> **REQUIRED TASK**:
Look through the material below and give the number of lines holding "false", with no other words.

> **DATASET**:
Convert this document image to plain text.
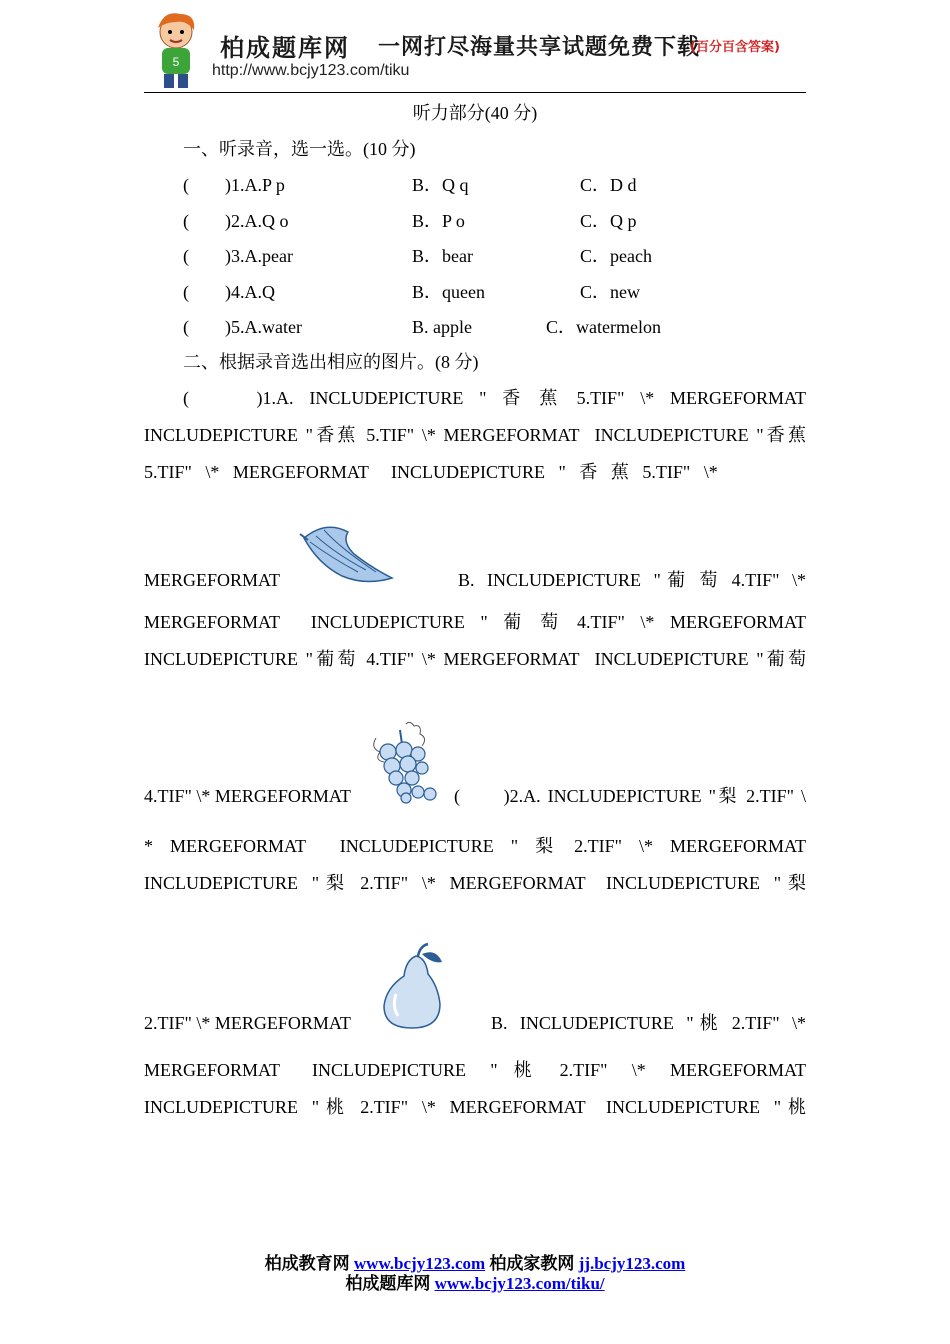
5 柏成题库网 一网打尽海量共享试题免费下载
(百分百含答案)
http://www.bcjy123.com/tiku
听力部分(40 分)
一、听录音，选一选。(10 分)
(　　)1.A.P p	B．Q q	C．D d
(　　)2.A.Q o	B．P o	C．Q p
(　　)3.A.pear	B．bear	C．peach
(　　)4.A.Q	B．queen	C．new
(　　)5.A.water	B. apple	C．watermelon
二、根据录音选出相应的图片。(8 分)
(　　　)1.A.  INCLUDEPICTURE  "  香  蕉  5.TIF"  \*  MERGEFORMAT
INCLUDEPICTURE "香蕉 5.TIF" \* MERGEFORMAT  INCLUDEPICTURE "香蕉
5.TIF"   \*   MERGEFORMAT     INCLUDEPICTURE   "   香   蕉   5.TIF"   \*
MERGEFORMAT	B.  INCLUDEPICTURE  " 葡  萄  4.TIF"  \*
MERGEFORMAT    INCLUDEPICTURE  "  葡  萄  4.TIF"  \*  MERGEFORMAT
INCLUDEPICTURE "葡萄 4.TIF" \* MERGEFORMAT  INCLUDEPICTURE "葡萄
4.TIF" \* MERGEFORMAT	(　　)2.A. INCLUDEPICTURE "梨 2.TIF" \
*  MERGEFORMAT    INCLUDEPICTURE  "  梨  2.TIF"  \*  MERGEFORMAT
INCLUDEPICTURE  " 梨  2.TIF"  \*  MERGEFORMAT   INCLUDEPICTURE  " 梨
2.TIF" \* MERGEFORMAT	B.  INCLUDEPICTURE  " 桃  2.TIF"  \*
MERGEFORMAT    INCLUDEPICTURE   "  桃   2.TIF"   \*   MERGEFORMAT
INCLUDEPICTURE  " 桃  2.TIF"  \*  MERGEFORMAT   INCLUDEPICTURE  " 桃
柏成教育网 www.bcjy123.com 柏成家教网 jj.bcjy123.com
柏成题库网 www.bcjy123.com/tiku/
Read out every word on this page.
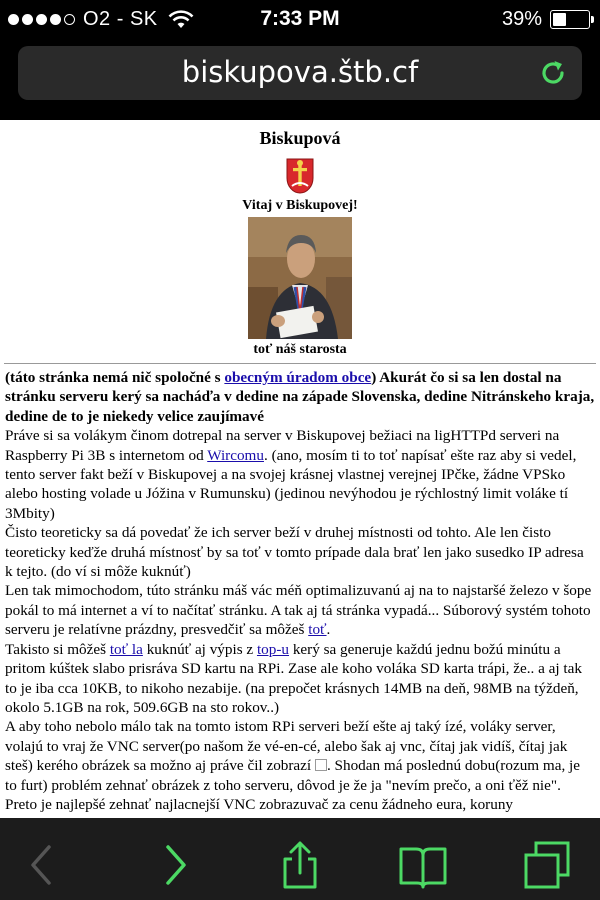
O2 - SK	7:33 PM	39%
biskupova.štb.cf
Biskupová
Vitaj v Biskupovej!
toť náš starosta

(táto stránka nemá nič spoločné s obecným úradom obce) Akurát čo si sa len dostal na stránku serveru kerý sa nacháďa v dedine na západe Slovenska, dedine Nitránskeho kraja, dedine de to je niekedy velice zaujímavé

Práve si sa volákym činom dotrepal na server v Biskupovej bežiaci na ligHTTPd serveri na Raspberry Pi 3B s internetom od Wircomu. (ano, mosím ti to toť napísať ešte raz aby si vedel, tento server fakt beží v Biskupovej a na svojej krásnej vlastnej verejnej IPčke, žádne VPSko alebo hosting volade u Jóžina v Rumunsku) (jedinou nevýhodou je rýchlostný limit voláke tí 3Mbity)

Čisto teoreticky sa dá povedať že ich server beží v druhej místnosti od tohto. Ale len čisto teoreticky keďže druhá místnosť by sa toť v tomto prípade dala brať len jako susedko IP adresa k tejto. (do ví si môže kuknúť)

Len tak mimochodom, túto stránku máš vác méň optimalizuvanú aj na to najstaršé železo v šope pokál to má internet a ví to načítať stránku. A tak aj tá stránka vypadá... Súborový systém tohoto serveru je relatívne prázdny, presvedčiť sa môžeš toť.

Takisto si môžeš toť la kuknúť aj výpis z top-u kerý sa generuje každú jednu božú minútu a pritom kúštek slabo prisráva SD kartu na RPi. Zase ale koho voláka SD karta trápi, že.. a aj tak to je iba cca 10KB, to nikoho nezabije. (na prepočet krásnych 14MB na deň, 98MB na týždeň, okolo 5.1GB na rok, 509.6GB na sto rokov..)

A aby toho nebolo málo tak na tomto istom RPi serveri beží ešte aj taký ízé, voláky server, volajú to vraj že VNC server(po našom že vé-en-cé, alebo šak aj vnc, čítaj jak vidíš, čítaj jak steš) kerého obrázek sa možno aj práve čil zobrazí . Shodan má poslednú dobu(rozum ma, je to furt) problém zehnať obrázek z toho serveru, dôvod je že ja "nevím prečo, a oni ťěž nie". Preto je najlepšé zehnať najlacnejší VNC zobrazuvač za cenu žádneho eura, koruny
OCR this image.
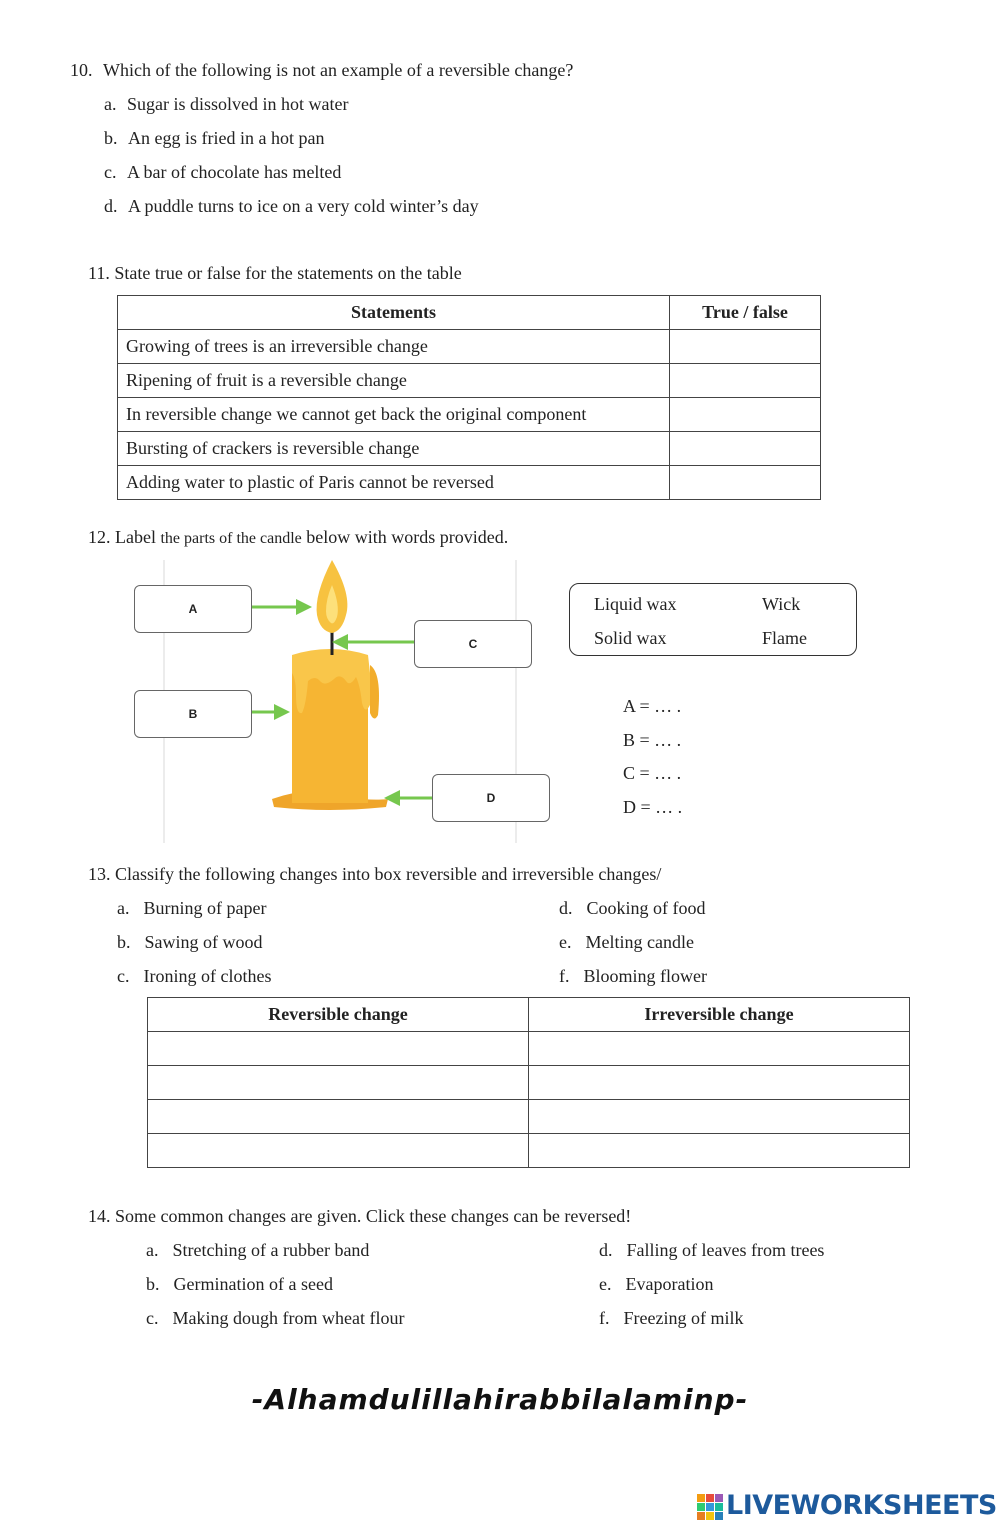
10. Which of the following is not an example of a reversible change?
a. Sugar is dissolved in hot water
b. An egg is fried in a hot pan
c. A bar of chocolate has melted
d. A puddle turns to ice on a very cold winter’s day
11. State true or false for the statements on the table
Statements	True / false
Growing of trees is an irreversible change	
Ripening of fruit is a reversible change	
In reversible change we cannot get back the original component	
Bursting of crackers is reversible change	
Adding water to plastic of Paris cannot be reversed	
12. Label the parts of the candle below with words provided.
A
C
B
D
Liquid wax	Wick
Solid wax	Flame
A = … .
B = … .
C = … .
D = … .
13. Classify the following changes into box reversible and irreversible changes/
a. Burning of paper
b. Sawing of wood
c. Ironing of clothes
d. Cooking of food
e. Melting candle
f. Blooming flower
Reversible change	Irreversible change

14. Some common changes are given. Click these changes can be reversed!
a. Stretching of a rubber band
b. Germination of a seed
c. Making dough from wheat flour
d. Falling of leaves from trees
e. Evaporation
f. Freezing of milk
-Alhamdulillahirabbilalaminp-
LIVEWORKSHEETS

> **RESULT FOR THIS EXERCISE**:
2